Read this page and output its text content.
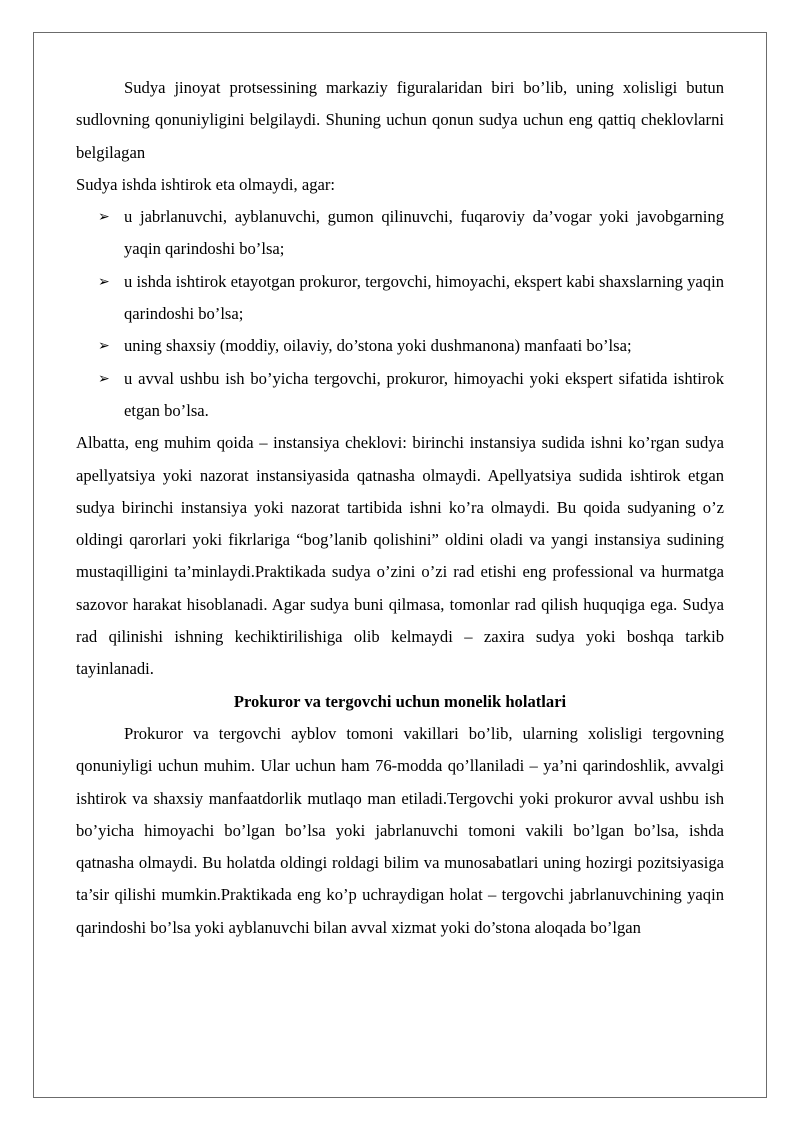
Sudya jinoyat protsessining markaziy figuralaridan biri bo’lib, uning xolisligi butun sudlovning qonuniyligini belgilaydi. Shuning uchun qonun sudya uchun eng qattiq cheklovlarni belgilagan

Sudya ishda ishtirok eta olmaydi, agar:

➢ u jabrlanuvchi, ayblanuvchi, gumon qilinuvchi, fuqaroviy da’vogar yoki javobgarning yaqin qarindoshi bo’lsa;
➢ u ishda ishtirok etayotgan prokuror, tergovchi, himoyachi, ekspert kabi shaxslarning yaqin qarindoshi bo’lsa;
➢ uning shaxsiy (moddiy, oilaviy, do’stona yoki dushmanona) manfaati bo’lsa;
➢ u avval ushbu ish bo’yicha tergovchi, prokuror, himoyachi yoki ekspert sifatida ishtirok etgan bo’lsa.

Albatta, eng muhim qoida – instansiya cheklovi: birinchi instansiya sudida ishni ko’rgan sudya apellyatsiya yoki nazorat instansiyasida qatnasha olmaydi. Apellyatsiya sudida ishtirok etgan sudya birinchi instansiya yoki nazorat tartibida ishni ko’ra olmaydi. Bu qoida sudyaning o’z oldingi qarorlari yoki fikrlariga “bog’lanib qolishini” oldini oladi va yangi instansiya sudining mustaqilligini ta’minlaydi.Praktikada sudya o’zini o’zi rad etishi eng professional va hurmatga sazovor harakat hisoblanadi. Agar sudya buni qilmasa, tomonlar rad qilish huquqiga ega. Sudya rad qilinishi ishning kechiktirilishiga olib kelmaydi – zaxira sudya yoki boshqa tarkib tayinlanadi.

Prokuror va tergovchi uchun monelik holatlari

Prokuror va tergovchi ayblov tomoni vakillari bo’lib, ularning xolisligi tergovning qonuniyligi uchun muhim. Ular uchun ham 76-modda qo’llaniladi – ya’ni qarindoshlik, avvalgi ishtirok va shaxsiy manfaatdorlik mutlaqo man etiladi.Tergovchi yoki prokuror avval ushbu ish bo’yicha himoyachi bo’lgan bo’lsa yoki jabrlanuvchi tomoni vakili bo’lgan bo’lsa, ishda qatnasha olmaydi. Bu holatda oldingi roldagi bilim va munosabatlari uning hozirgi pozitsiyasiga ta’sir qilishi mumkin.Praktikada eng ko’p uchraydigan holat – tergovchi jabrlanuvchining yaqin qarindoshi bo’lsa yoki ayblanuvchi bilan avval xizmat yoki do’stona aloqada bo’lgan
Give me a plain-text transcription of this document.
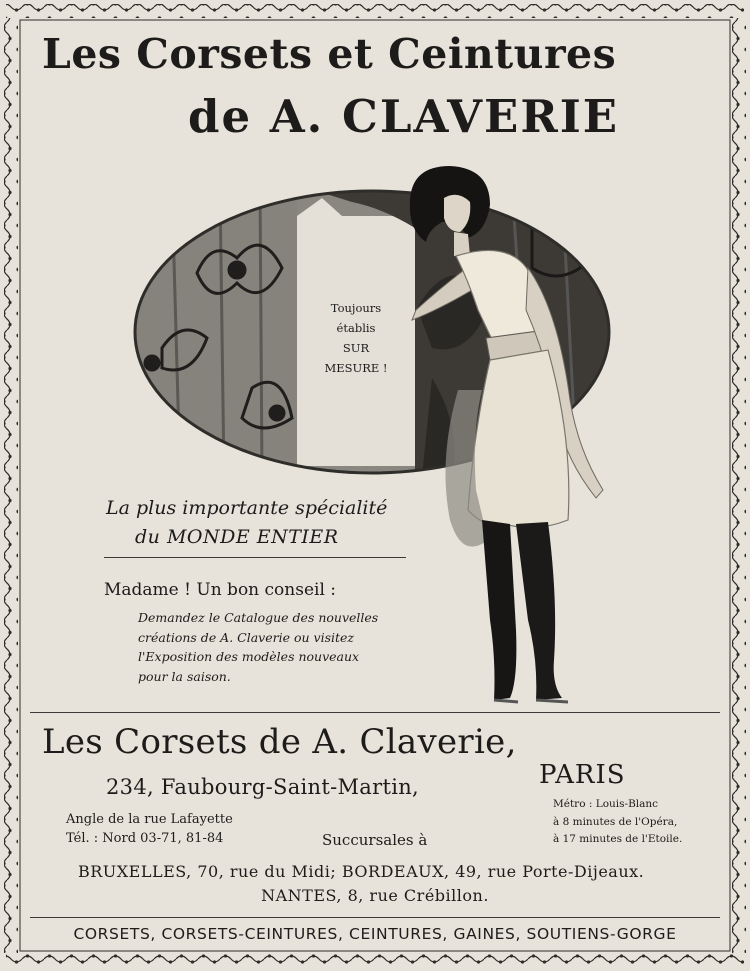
Les Corsets et Ceintures
de A. CLAVERIE
Toujours
établis
SUR
MESURE !

La plus importante spécialité

du MONDE ENTIER

Madame ! Un bon conseil :

Demandez le Catalogue des nouvelles
créations de A. Claverie ou visitez
l'Exposition des modèles nouveaux
pour la saison.

Les Corsets de A. Claverie,

234, Faubourg-Saint-Martin,

Angle de la rue Lafayette
Tél. : Nord 03-71, 81-84	Succursales à

PARIS

Métro : Louis-Blanc
à 8 minutes de l'Opéra,
à 17 minutes de l'Etoile.

BRUXELLES, 70, rue du Midi; BORDEAUX, 49, rue Porte-Dijeaux.

NANTES, 8, rue Crébillon.

CORSETS, CORSETS-CEINTURES, CEINTURES, GAINES, SOUTIENS-GORGE
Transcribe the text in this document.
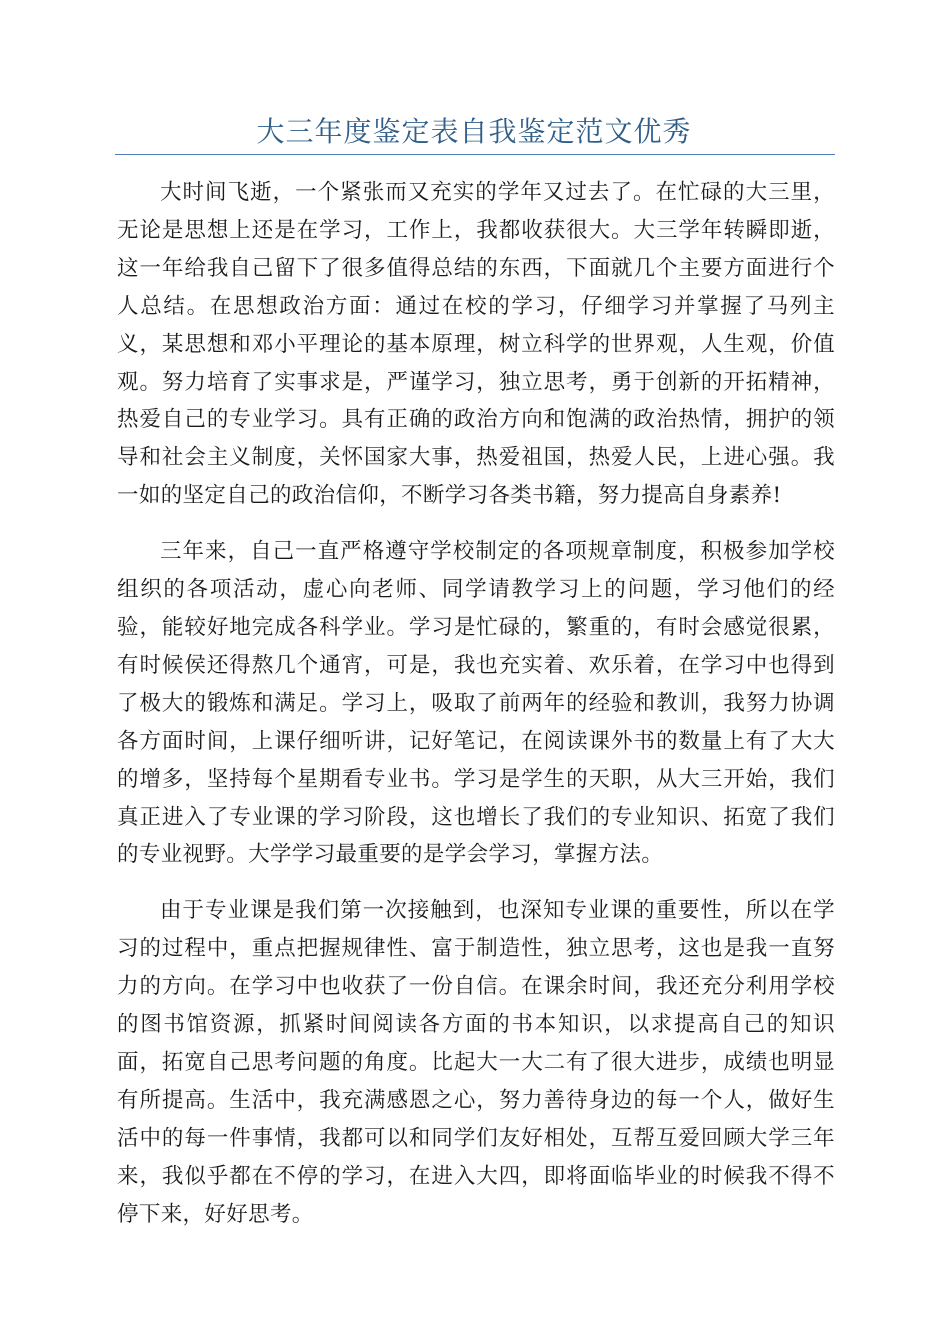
大三年度鉴定表自我鉴定范文优秀

大时间飞逝，一个紧张而又充实的学年又过去了。在忙碌的大三里，无论是思想上还是在学习，工作上，我都收获很大。大三学年转瞬即逝，这一年给我自己留下了很多值得总结的东西，下面就几个主要方面进行个人总结。在思想政治方面：通过在校的学习，仔细学习并掌握了马列主义，某思想和邓小平理论的基本原理，树立科学的世界观，人生观，价值观。努力培育了实事求是，严谨学习，独立思考，勇于创新的开拓精神，热爱自己的专业学习。具有正确的政治方向和饱满的政治热情，拥护的领导和社会主义制度，关怀国家大事，热爱祖国，热爱人民，上进心强。我一如的坚定自己的政治信仰，不断学习各类书籍，努力提高自身素养!

三年来，自己一直严格遵守学校制定的各项规章制度，积极参加学校组织的各项活动，虚心向老师、同学请教学习上的问题，学习他们的经验，能较好地完成各科学业。学习是忙碌的，繁重的，有时会感觉很累，有时候侯还得熬几个通宵，可是，我也充实着、欢乐着，在学习中也得到了极大的锻炼和满足。学习上，吸取了前两年的经验和教训，我努力协调各方面时间，上课仔细听讲，记好笔记，在阅读课外书的数量上有了大大的增多，坚持每个星期看专业书。学习是学生的天职，从大三开始，我们真正进入了专业课的学习阶段，这也增长了我们的专业知识、拓宽了我们的专业视野。大学学习最重要的是学会学习，掌握方法。

由于专业课是我们第一次接触到，也深知专业课的重要性，所以在学习的过程中，重点把握规律性、富于制造性，独立思考，这也是我一直努力的方向。在学习中也收获了一份自信。在课余时间，我还充分利用学校的图书馆资源，抓紧时间阅读各方面的书本知识，以求提高自己的知识面，拓宽自己思考问题的角度。比起大一大二有了很大进步，成绩也明显有所提高。生活中，我充满感恩之心，努力善待身边的每一个人，做好生活中的每一件事情，我都可以和同学们友好相处，互帮互爱回顾大学三年来，我似乎都在不停的学习，在进入大四，即将面临毕业的时候我不得不停下来，好好思考。
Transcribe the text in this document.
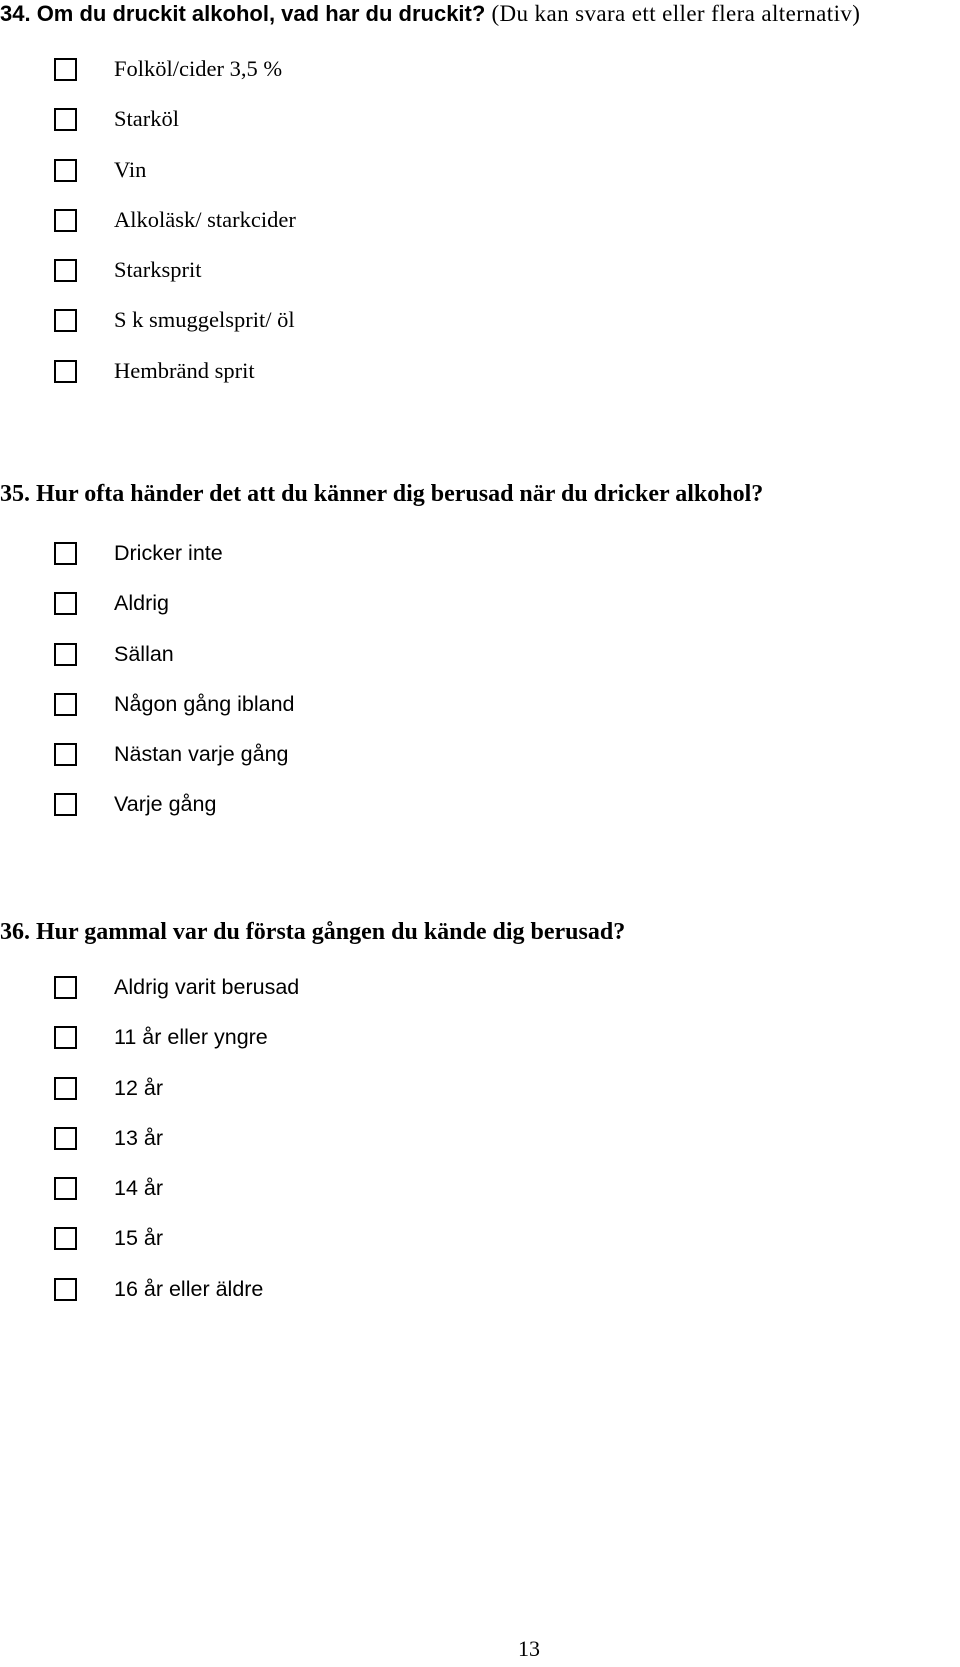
34. Om du druckit alkohol, vad har du druckit? (Du kan svara ett eller flera alternativ)
Folköl/cider 3,5 %
Starköl
Vin
Alkoläsk/ starkcider
Starksprit
S k smuggelsprit/ öl
Hembränd sprit
35. Hur ofta händer det att du känner dig berusad när du dricker alkohol?
Dricker inte
Aldrig
Sällan
Någon gång ibland
Nästan varje gång
Varje gång
36. Hur gammal var du första gången du kände dig berusad?
Aldrig varit berusad
11 år eller yngre
12 år
13 år
14 år
15 år
16 år eller äldre
13
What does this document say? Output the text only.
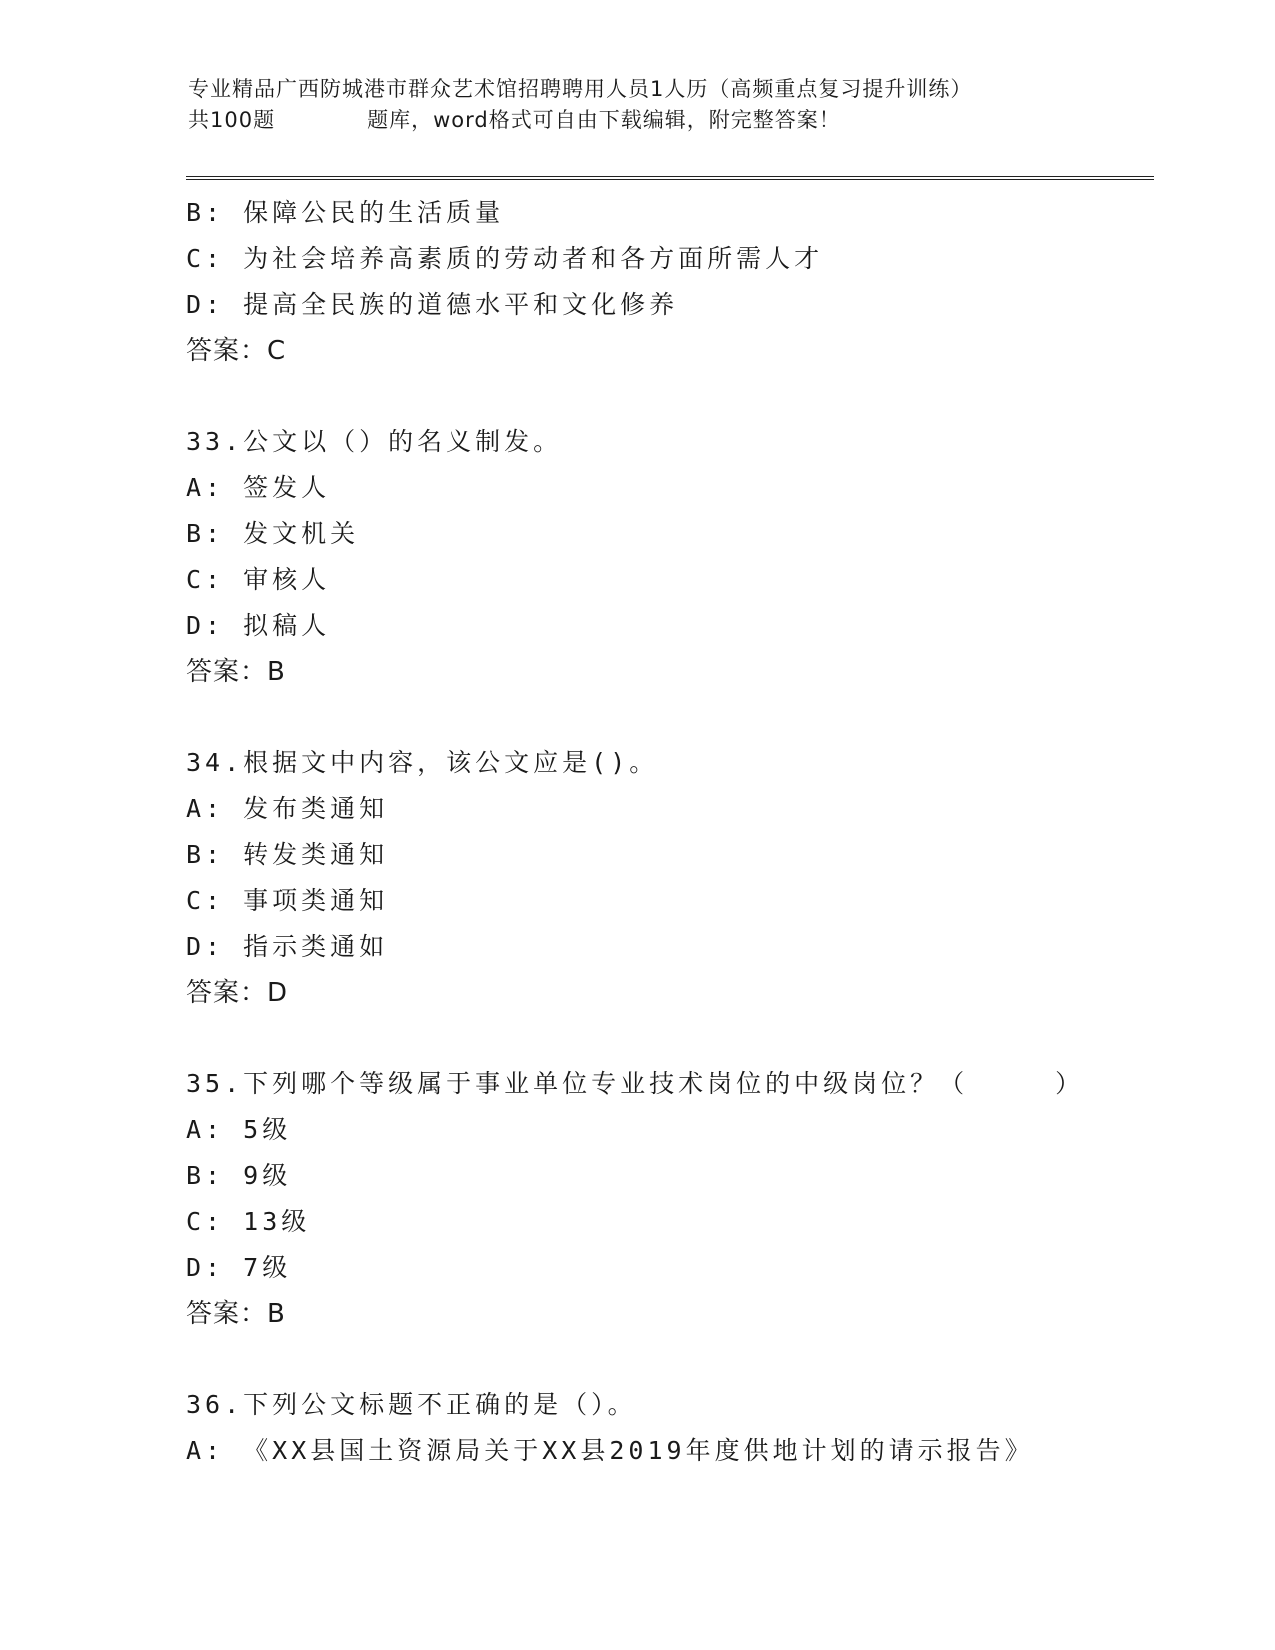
专业精品广西防城港市群众艺术馆招聘聘用人员1人历（高频重点复习提升训练）
共100题	题库，word格式可自由下载编辑，附完整答案！
B: 保障公民的生活质量
C: 为社会培养高素质的劳动者和各方面所需人才
D: 提高全民族的道德水平和文化修养
答案：C
33.公文以（）的名义制发。
A: 签发人
B: 发文机关
C: 审核人
D: 拟稿人
答案：B
34.根据文中内容，该公文应是()。
A: 发布类通知
B: 转发类通知
C: 事项类通知
D: 指示类通如
答案：D
35.下列哪个等级属于事业单位专业技术岗位的中级岗位？（　　　）
A: 5级
B: 9级
C: 13级
D: 7级
答案：B
36.下列公文标题不正确的是（）。
A: 《XX县国土资源局关于XX县2019年度供地计划的请示报告》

---

__Aim of the task__
Each line holding "alkohol" must be found and copied.

__Completed exercise__
34. Om du druckit alkohol, vad har du druckit? (Du kan svara ett eller flera alternativ)
35. Hur ofta händer det att du känner dig berusad när du dricker alkohol?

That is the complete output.